The exercise: Go through the material below and copy all lines with "NUME".

Supplied records:
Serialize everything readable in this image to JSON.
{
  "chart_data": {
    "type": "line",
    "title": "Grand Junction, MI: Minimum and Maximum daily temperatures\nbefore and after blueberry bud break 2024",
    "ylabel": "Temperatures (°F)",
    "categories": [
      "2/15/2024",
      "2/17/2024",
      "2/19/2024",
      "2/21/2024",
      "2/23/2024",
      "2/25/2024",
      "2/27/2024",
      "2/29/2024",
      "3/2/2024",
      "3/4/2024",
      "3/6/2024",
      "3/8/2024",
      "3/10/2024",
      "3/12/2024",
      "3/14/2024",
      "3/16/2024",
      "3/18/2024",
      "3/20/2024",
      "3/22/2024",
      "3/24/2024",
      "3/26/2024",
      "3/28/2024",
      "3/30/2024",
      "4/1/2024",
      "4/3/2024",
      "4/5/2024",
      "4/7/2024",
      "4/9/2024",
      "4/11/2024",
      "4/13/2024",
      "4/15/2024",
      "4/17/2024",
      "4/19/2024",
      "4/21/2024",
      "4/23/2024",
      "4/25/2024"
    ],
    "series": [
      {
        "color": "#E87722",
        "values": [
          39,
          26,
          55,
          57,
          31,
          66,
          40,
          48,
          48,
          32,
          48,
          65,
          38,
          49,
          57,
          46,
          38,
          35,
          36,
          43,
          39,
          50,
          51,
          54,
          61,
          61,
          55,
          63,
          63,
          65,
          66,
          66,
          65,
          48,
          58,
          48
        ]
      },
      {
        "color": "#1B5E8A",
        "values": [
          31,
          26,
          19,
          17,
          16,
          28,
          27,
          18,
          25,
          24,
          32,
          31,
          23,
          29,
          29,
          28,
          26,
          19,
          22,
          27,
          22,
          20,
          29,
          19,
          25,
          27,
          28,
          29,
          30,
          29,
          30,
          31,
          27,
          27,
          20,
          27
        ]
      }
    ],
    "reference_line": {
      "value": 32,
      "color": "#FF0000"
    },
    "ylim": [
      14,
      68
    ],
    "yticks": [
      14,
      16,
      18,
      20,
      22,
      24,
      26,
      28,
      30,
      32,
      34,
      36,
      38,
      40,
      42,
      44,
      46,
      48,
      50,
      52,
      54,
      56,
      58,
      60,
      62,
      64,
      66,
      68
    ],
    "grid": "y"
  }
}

---

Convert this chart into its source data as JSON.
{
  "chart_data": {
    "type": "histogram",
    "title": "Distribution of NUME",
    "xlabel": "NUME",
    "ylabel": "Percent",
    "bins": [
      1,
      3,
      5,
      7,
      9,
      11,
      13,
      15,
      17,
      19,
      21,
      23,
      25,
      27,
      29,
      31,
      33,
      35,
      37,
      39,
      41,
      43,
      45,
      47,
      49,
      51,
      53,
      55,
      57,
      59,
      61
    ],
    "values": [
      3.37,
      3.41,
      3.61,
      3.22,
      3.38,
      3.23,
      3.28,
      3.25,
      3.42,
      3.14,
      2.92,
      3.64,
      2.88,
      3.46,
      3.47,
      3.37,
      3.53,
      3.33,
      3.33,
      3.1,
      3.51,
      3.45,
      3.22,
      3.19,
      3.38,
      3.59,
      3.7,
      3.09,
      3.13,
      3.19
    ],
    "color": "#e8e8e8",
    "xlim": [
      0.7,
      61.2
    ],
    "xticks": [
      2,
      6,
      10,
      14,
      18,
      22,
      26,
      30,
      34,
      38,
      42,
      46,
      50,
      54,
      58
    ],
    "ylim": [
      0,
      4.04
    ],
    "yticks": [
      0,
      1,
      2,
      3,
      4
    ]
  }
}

Reply:
    "title": "Distribution of NUME",
    "xlabel": "NUME",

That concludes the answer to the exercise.